Instructions for the task:
In the records below, find each line with the word "الأمم" and copy it.

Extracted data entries
--- start ---
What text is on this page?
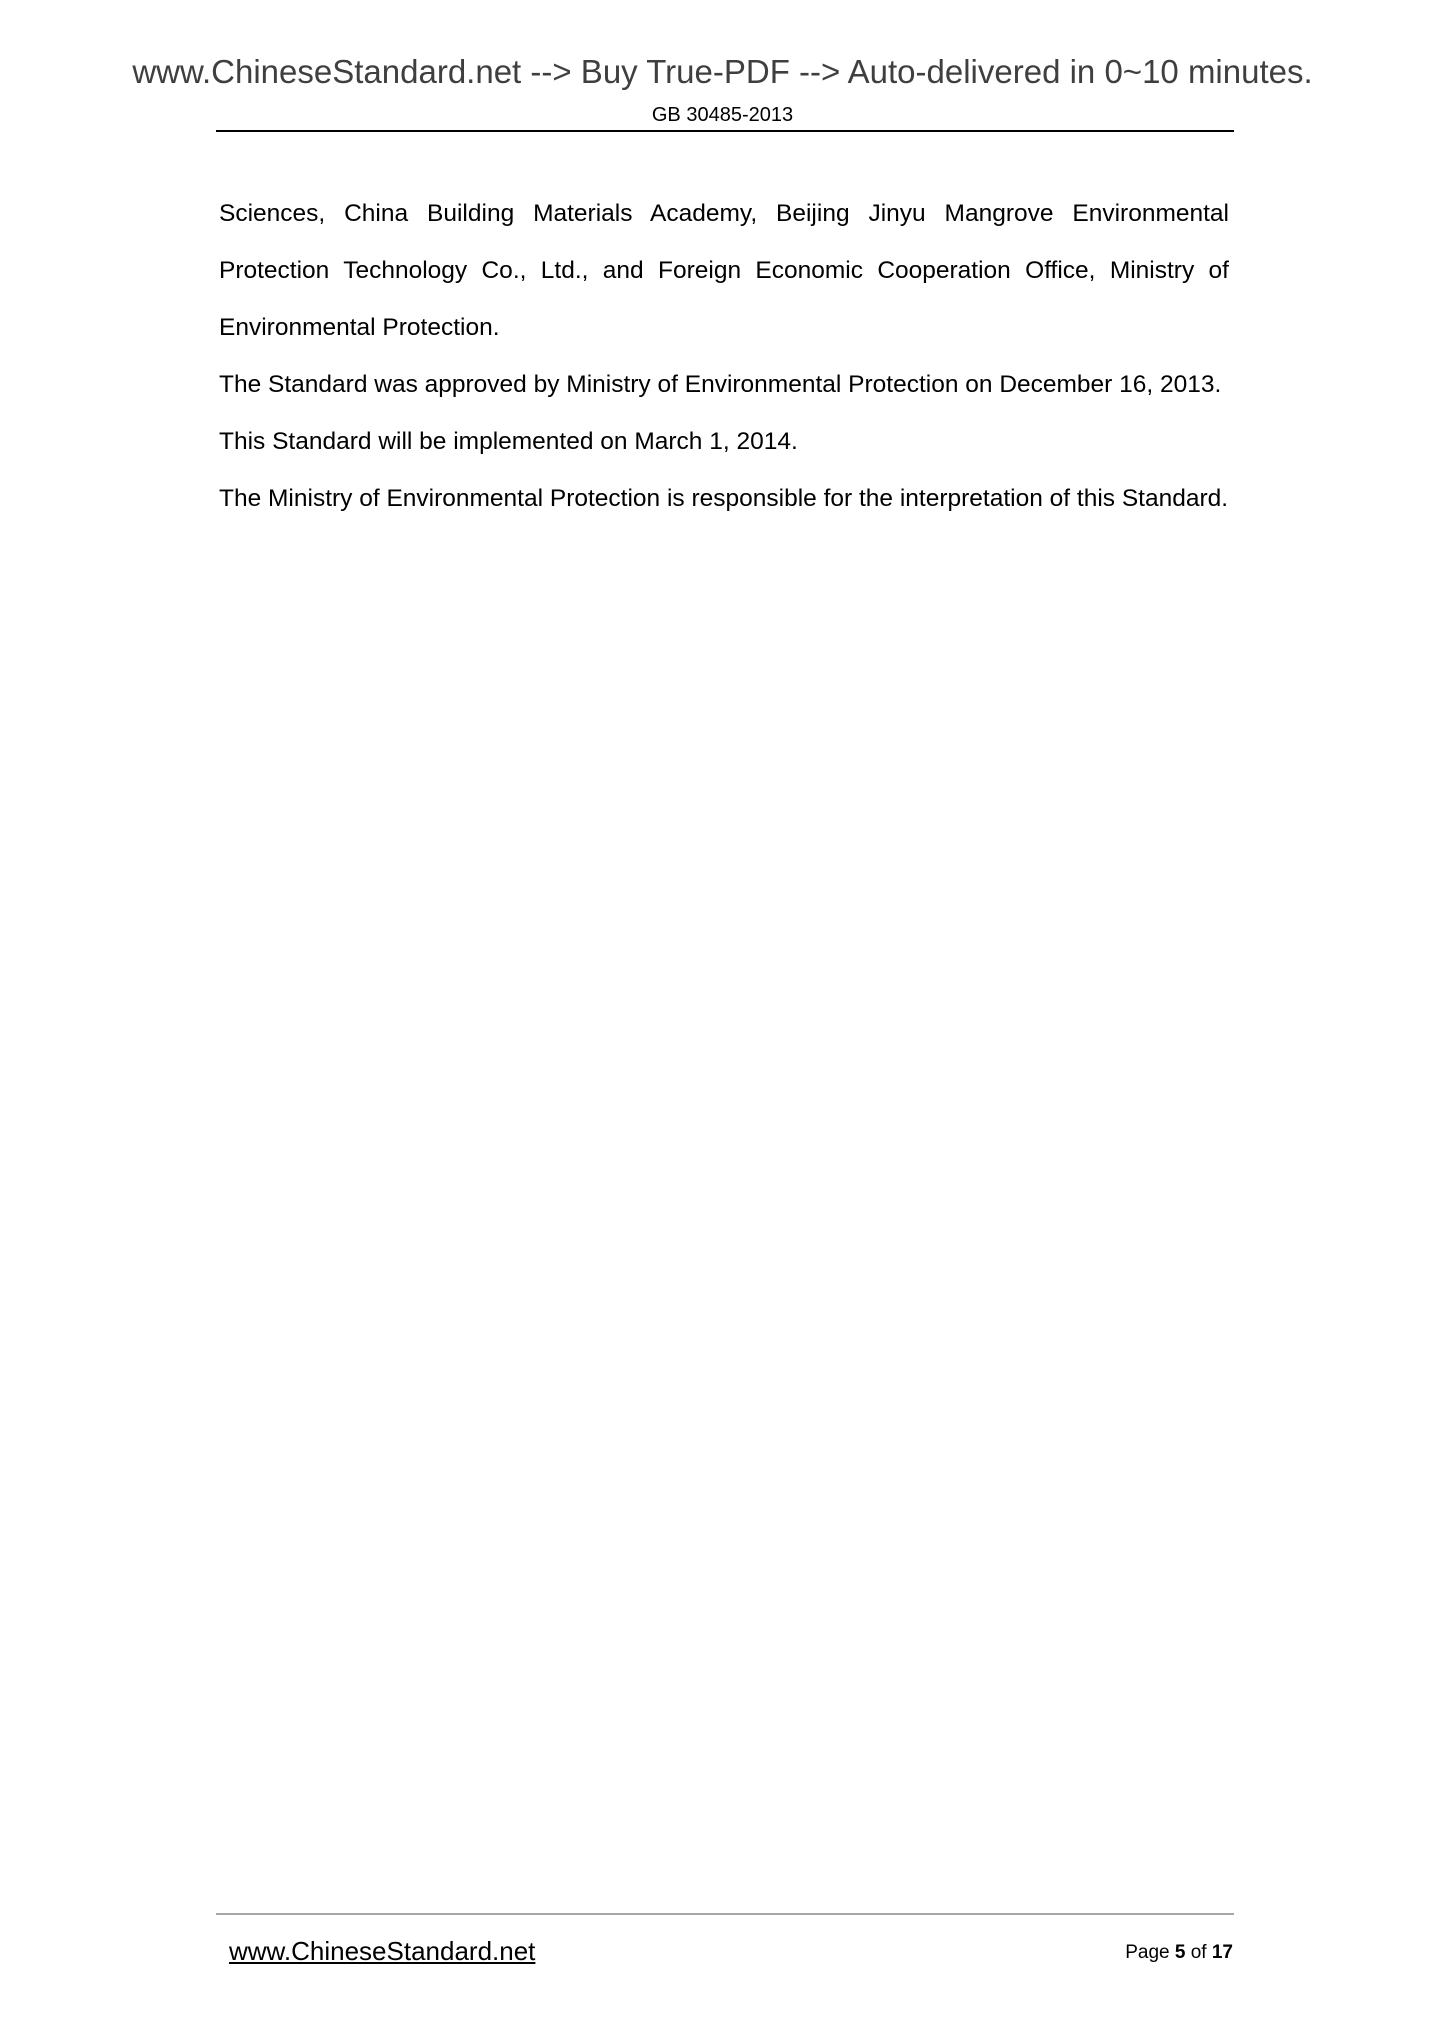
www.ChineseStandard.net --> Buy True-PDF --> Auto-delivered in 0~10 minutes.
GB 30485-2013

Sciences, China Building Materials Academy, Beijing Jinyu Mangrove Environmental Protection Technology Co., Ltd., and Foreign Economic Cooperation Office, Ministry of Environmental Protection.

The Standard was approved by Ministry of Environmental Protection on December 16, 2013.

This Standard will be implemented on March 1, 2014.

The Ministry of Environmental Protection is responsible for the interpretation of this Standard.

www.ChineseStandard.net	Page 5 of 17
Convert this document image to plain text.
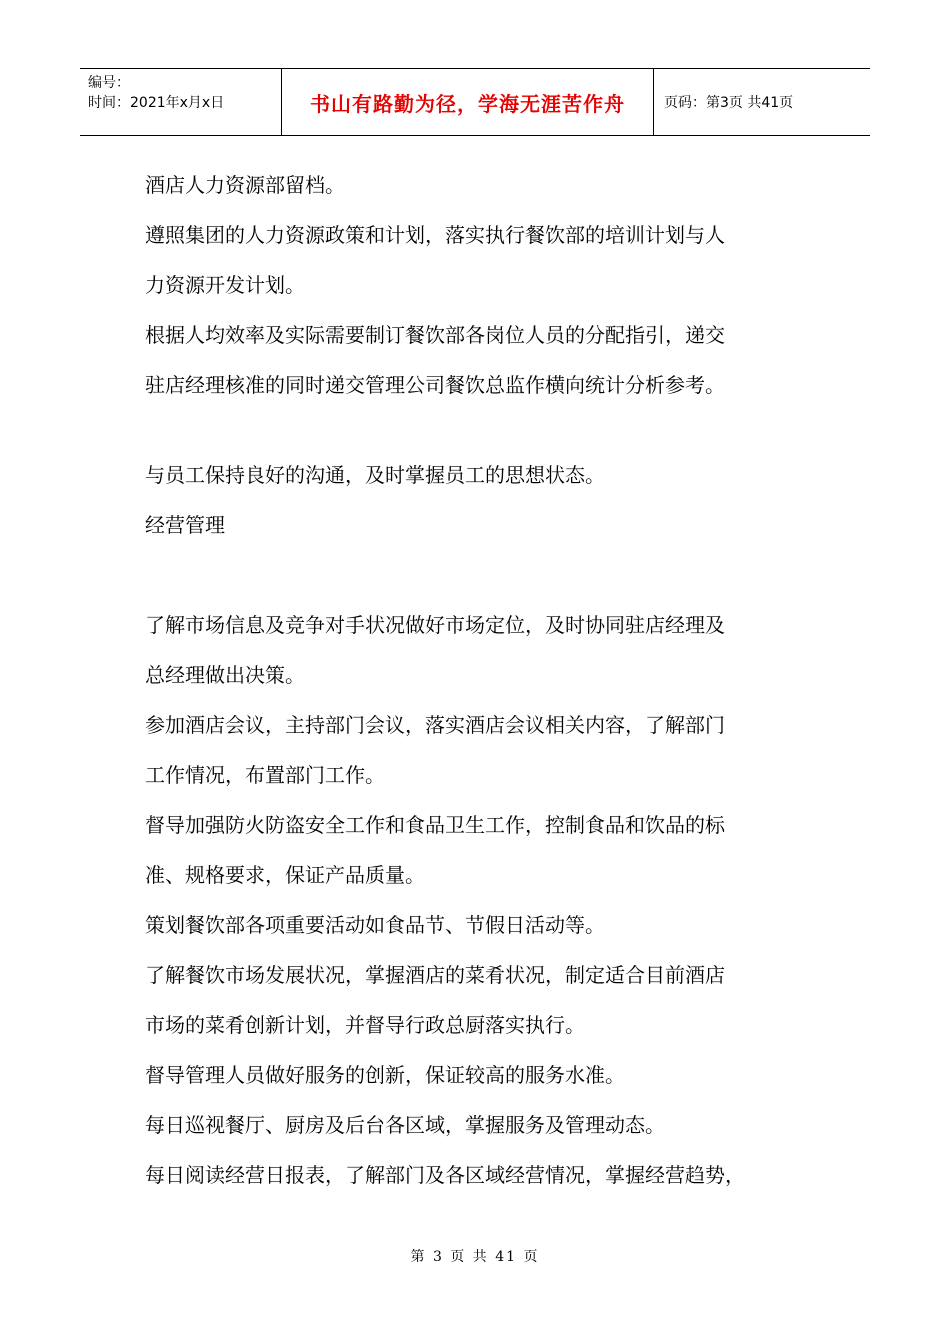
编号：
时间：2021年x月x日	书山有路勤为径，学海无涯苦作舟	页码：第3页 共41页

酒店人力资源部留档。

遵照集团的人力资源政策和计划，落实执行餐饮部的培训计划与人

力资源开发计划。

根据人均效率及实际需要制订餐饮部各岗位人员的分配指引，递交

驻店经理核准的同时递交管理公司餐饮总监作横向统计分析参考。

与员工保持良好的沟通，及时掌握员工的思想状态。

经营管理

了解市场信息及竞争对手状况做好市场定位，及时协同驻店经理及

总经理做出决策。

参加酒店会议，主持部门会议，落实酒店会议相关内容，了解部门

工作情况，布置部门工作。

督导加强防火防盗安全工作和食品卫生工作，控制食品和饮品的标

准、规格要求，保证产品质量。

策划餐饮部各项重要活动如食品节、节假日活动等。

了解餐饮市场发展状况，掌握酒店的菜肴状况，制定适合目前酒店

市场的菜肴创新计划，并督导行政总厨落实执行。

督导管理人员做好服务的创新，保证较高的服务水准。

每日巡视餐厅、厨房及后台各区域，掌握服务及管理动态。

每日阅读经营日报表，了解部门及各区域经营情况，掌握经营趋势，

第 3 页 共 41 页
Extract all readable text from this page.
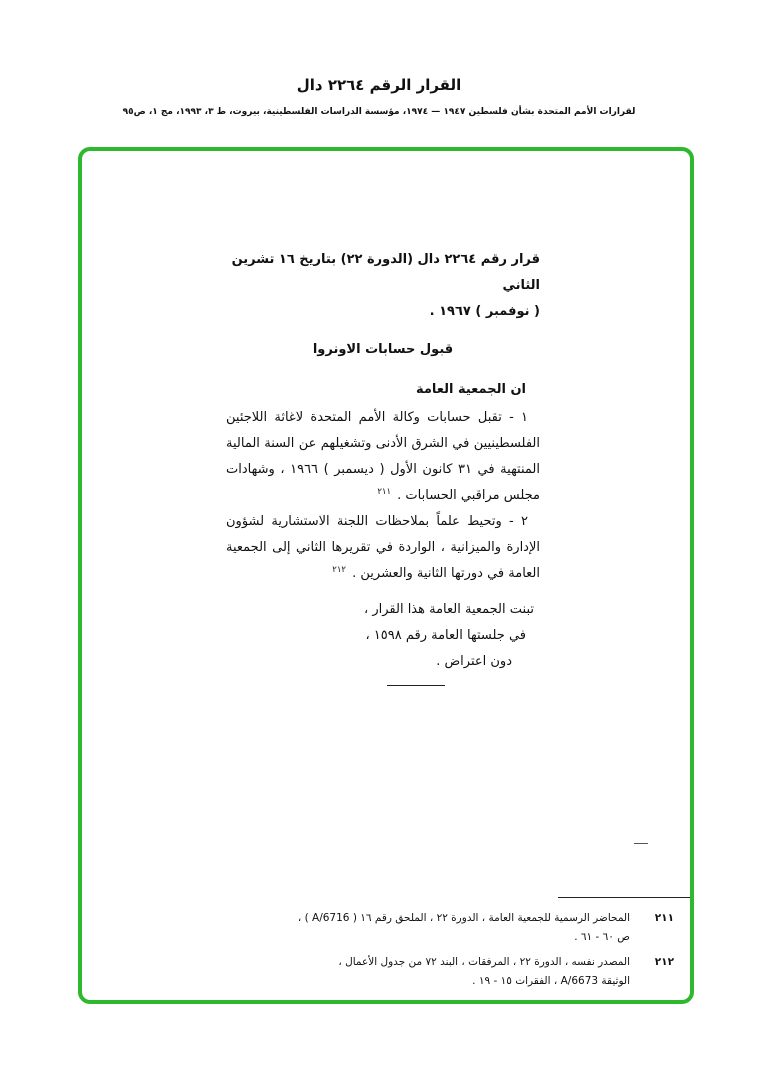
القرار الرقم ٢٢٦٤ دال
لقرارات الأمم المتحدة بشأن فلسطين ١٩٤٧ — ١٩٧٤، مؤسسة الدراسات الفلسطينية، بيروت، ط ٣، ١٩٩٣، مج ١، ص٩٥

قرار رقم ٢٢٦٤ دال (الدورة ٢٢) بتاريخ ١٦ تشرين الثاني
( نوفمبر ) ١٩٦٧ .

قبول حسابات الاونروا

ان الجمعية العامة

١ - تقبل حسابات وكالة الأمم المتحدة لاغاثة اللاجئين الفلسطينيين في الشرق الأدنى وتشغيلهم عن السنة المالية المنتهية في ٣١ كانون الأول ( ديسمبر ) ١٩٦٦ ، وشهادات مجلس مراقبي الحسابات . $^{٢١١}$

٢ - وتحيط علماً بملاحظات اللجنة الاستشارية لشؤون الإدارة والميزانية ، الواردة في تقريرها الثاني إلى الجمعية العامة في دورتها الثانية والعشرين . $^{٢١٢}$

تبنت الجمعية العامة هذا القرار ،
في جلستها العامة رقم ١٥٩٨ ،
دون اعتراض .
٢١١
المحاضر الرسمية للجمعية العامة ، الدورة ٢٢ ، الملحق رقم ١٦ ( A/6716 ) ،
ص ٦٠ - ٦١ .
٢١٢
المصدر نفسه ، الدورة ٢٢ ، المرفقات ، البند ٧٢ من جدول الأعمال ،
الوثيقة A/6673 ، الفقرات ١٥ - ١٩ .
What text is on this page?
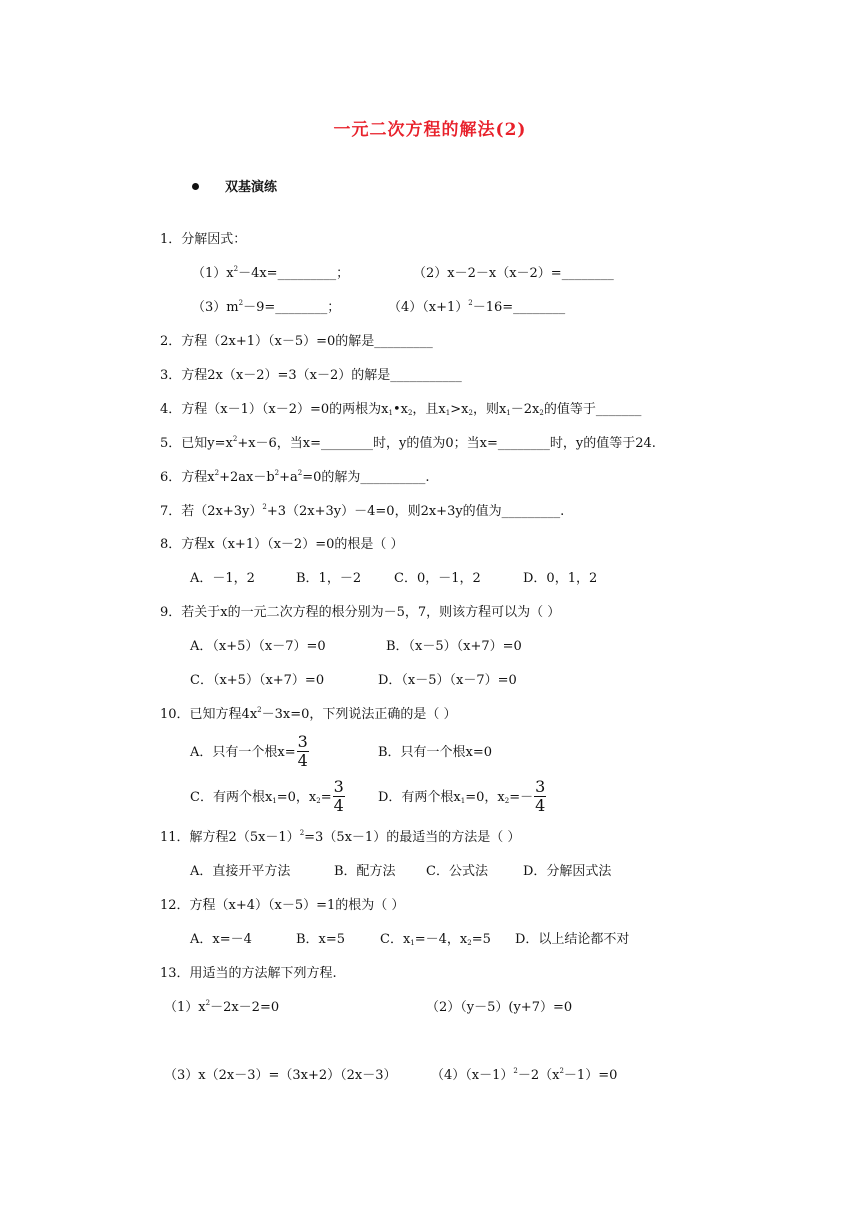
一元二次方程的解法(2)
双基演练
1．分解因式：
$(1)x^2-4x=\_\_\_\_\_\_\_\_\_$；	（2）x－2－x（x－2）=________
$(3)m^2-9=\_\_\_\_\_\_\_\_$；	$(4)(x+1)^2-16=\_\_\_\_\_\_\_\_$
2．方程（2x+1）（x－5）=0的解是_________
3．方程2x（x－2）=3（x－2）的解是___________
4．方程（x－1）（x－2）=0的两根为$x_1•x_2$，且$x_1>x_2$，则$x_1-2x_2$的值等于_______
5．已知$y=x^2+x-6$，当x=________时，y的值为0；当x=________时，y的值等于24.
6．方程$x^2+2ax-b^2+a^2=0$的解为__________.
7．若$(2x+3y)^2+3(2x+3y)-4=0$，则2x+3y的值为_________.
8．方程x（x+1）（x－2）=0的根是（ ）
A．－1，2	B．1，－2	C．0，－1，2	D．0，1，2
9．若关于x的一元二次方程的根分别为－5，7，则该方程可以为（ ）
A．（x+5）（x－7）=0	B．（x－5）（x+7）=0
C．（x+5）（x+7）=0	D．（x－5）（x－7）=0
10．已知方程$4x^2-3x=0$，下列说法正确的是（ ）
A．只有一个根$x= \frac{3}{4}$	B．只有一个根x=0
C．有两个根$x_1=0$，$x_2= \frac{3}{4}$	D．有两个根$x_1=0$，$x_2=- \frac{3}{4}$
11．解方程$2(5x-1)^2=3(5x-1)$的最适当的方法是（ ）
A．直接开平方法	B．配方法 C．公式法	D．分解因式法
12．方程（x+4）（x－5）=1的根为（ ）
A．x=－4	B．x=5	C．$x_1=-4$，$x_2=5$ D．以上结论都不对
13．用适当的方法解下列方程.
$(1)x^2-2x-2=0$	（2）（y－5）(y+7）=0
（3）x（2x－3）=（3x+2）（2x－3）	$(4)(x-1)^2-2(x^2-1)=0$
--- end ---
Expected answer:
لقرارات الأمم المتحدة بشأن فلسطين ١٩٤٧ — ١٩٧٤، مؤسسة الدراسات الفلسطينية، بيروت، ط ٣، ١٩٩٣، مج ١، ص٩٥
١ - تقبل حسابات وكالة الأمم المتحدة لاغاثة اللاجئين الفلسطينيين في الشرق الأدنى وتشغيلهم عن السنة المالية المنتهية في ٣١ كانون الأول ( ديسمبر ) ١٩٦٦ ، وشهادات مجلس مراقبي الحسابات . $^{٢١١}$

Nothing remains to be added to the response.